* [LIST OF TASKS]:
**a)** In the article about Thomas Adamson, on what date did SNAP notify the nursing home administrators about his past?
**b)** Reproduce word for word the part of the article about Thomas Adamson starting at "But apparently unbeknownst" and ending at "reputation yet again.".
**c)** Write the next part of the article about Thomas Adamson, picking up after its final sentence.

ALTOONA – For years Thomas Adamson’s kindly face was a familiar sight at Oakwood Villa nursing home, assisting with activities for elderly residents and offering the caring, personal touch of a priest.
But apparently unbeknownst to nursing home visitors, residents and administrators, Adamson, 73, carried a dark, heavy secret – one that threatened to derail his career and reputation yet again.
The man known by those at Oakwood for his pleasant, friendly demeanor is considered one of the nation’s most notorious pedophile priests, with claims by 30 people that he sexually assaulted them, beginning in 1959 and continuing at least into the 1980s. Experts estimate he likely has abused as many as 100 boys, and Minnesota Catholic dioceses have paid an estimated $6 million in lawsuit settlements as a result of Adamson’s actions.
Adamson’s past eventually caught up with him and led to his recent dismissal from his Altoona nursing home job. On Jan. 11 directors of the Wisconsin and Minnesota chapters of Survivors Network of Those Abused by Priests (SNAP) notified nursing home administrators about Adamson’s previous activities, which include a dozen lawsuits alleging he sexually assaulted boys over a 30-year period. He now lives in Altoona.
Despite the publicity surrounding allegations of Adamson’s past transgressions, members of organizations that monitor priest sex offenders had lost track of Adamson since the early 1990s.

* [GIVEN DATA]:
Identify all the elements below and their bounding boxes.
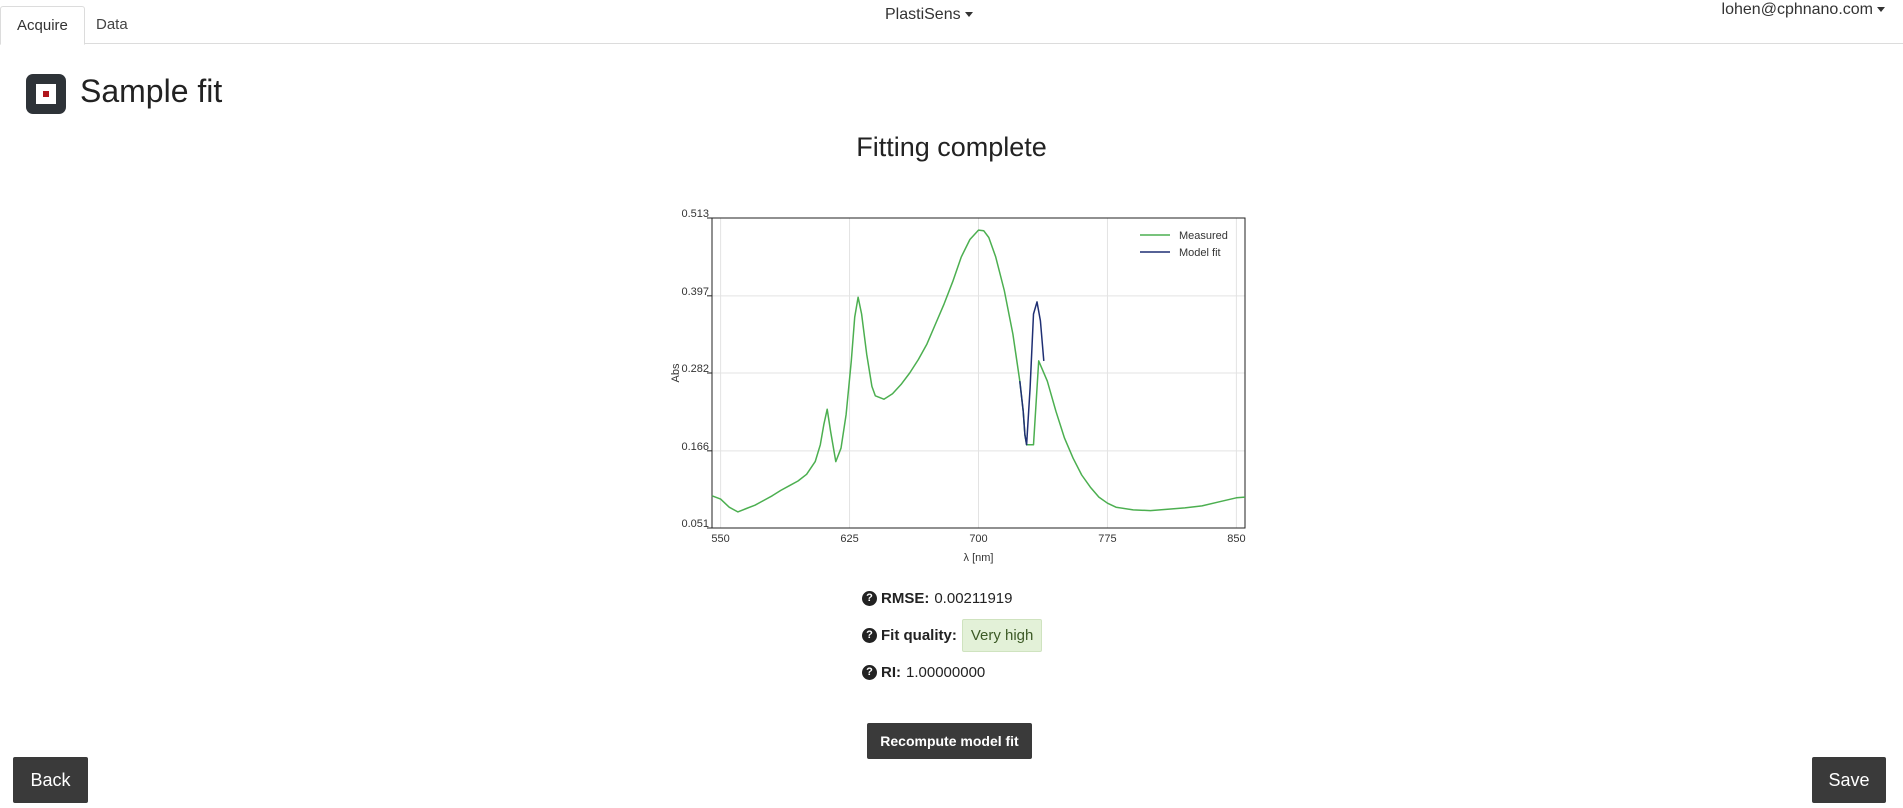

* [OUTPUTS BY TASK]:
**a)** Jan. 11

**b)**
But apparently unbeknownst to nursing home visitors, residents and administrators, Adamson, 73, carried a dark, heavy secret – one that threatened to derail his career and reputation yet again.

**c)**
That changed in the early afternoon of Jan. 11, when Apple Valley, Minn., resident Jack Klein – who filed a lawsuit five years ago claiming Adamson had sexually assaulted him – and SNAP directors Peter Isley and Bob Schwiderski confronted Adamson in the Oakwood Villa parking lot. Two reporters witnessed the confrontation.
‘Why did you do it? Why?’ an emotional Klein questioned Adamson. ‘Do you remember me? Do you remember what you did?’
Adamson appeared somewhat startled to see Klein, although he spoke with him briefly. Adamson acknowledged knowing Klein’s parents, but he denied having abused Klein. When Klein persisted, Adamson finally responded, ‘I’m sorry.’
Adamson wasn’t talking with others about his past that day, refusing to answer reporters’ questions.
While such confrontations may seem aggressive, Isley, Wisconsin’s SNAP director, said they’re necessary to combat the clandestine movement by the Catholic Church of problem priests from one place to another. Isley, along with Schwiderski, Minnesota’s SNAP director, and others believe either the Winona Diocese or the Minneapolis-St. Paul Archdiocese transferred Adamson to Wisconsin sometime in the late 1980s or early 1990s in a move designed to keep his whereabouts secret.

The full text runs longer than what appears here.